Please repeat all of the lines that follow, exactly as written.

****

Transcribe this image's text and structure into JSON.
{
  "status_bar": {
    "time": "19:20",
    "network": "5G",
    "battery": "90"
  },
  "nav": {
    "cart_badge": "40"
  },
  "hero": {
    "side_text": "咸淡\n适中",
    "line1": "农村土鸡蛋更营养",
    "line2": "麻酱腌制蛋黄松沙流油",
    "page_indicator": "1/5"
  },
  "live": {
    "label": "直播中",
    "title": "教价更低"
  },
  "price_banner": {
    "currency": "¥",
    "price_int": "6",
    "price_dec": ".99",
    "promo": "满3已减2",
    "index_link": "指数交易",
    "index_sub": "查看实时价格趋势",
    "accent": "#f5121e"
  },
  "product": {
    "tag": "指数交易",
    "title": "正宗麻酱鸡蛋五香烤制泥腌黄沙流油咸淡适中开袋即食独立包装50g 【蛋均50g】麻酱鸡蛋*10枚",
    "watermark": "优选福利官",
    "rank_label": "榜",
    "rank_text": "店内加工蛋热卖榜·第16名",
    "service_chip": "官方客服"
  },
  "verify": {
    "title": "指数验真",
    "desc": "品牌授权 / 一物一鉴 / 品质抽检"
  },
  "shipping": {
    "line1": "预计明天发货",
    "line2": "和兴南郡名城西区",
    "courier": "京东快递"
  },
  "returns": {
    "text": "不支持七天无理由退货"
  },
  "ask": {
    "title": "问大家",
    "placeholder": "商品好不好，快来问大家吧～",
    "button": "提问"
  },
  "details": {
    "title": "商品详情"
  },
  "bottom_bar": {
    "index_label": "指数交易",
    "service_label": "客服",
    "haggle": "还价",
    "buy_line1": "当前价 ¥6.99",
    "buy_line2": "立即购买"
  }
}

****

◆ **ANSWER TO THE TASK**
Transcribe this image's text and structure into JSON.
{
  "status_bar": {
    "time": "19:20",
    "network": "5G",
    "battery": "90"
  },
  "nav": {
    "cart_badge": "40"
  },
  "hero": {
    "side_text": "咸淡\n适中",
    "line1": "农村土鸡蛋更营养",
    "line2": "麻酱腌制蛋黄松沙流油",
    "page_indicator": "1/5"
  },
  "live": {
    "label": "直播中",
    "title": "教价更低"
  },
  "price_banner": {
    "currency": "¥",
    "price_int": "6",
    "price_dec": ".99",
    "promo": "满3已减2",
    "index_link": "指数交易",
    "index_sub": "查看实时价格趋势",
    "accent": "#f5121e"
  },
  "product": {
    "tag": "指数交易",
    "title": "正宗麻酱鸡蛋五香烤制泥腌黄沙流油咸淡适中开袋即食独立包装50g 【蛋均50g】麻酱鸡蛋*10枚",
    "watermark": "优选福利官",
    "rank_label": "榜",
    "rank_text": "店内加工蛋热卖榜·第16名",
    "service_chip": "官方客服"
  },
  "verify": {
    "title": "指数验真",
    "desc": "品牌授权 / 一物一鉴 / 品质抽检"
  },
  "shipping": {
    "line1": "预计明天发货",
    "line2": "和兴南郡名城西区",
    "courier": "京东快递"
  },
  "returns": {
    "text": "不支持七天无理由退货"
  },
  "ask": {
    "title": "问大家",
    "placeholder": "商品好不好，快来问大家吧～",
    "button": "提问"
  },
  "details": {
    "title": "商品详情"
  },
  "bottom_bar": {
    "index_label": "指数交易",
    "service_label": "客服",
    "haggle": "还价",
    "buy_line1": "当前价 ¥6.99",
    "buy_line2": "立即购买"
  }
}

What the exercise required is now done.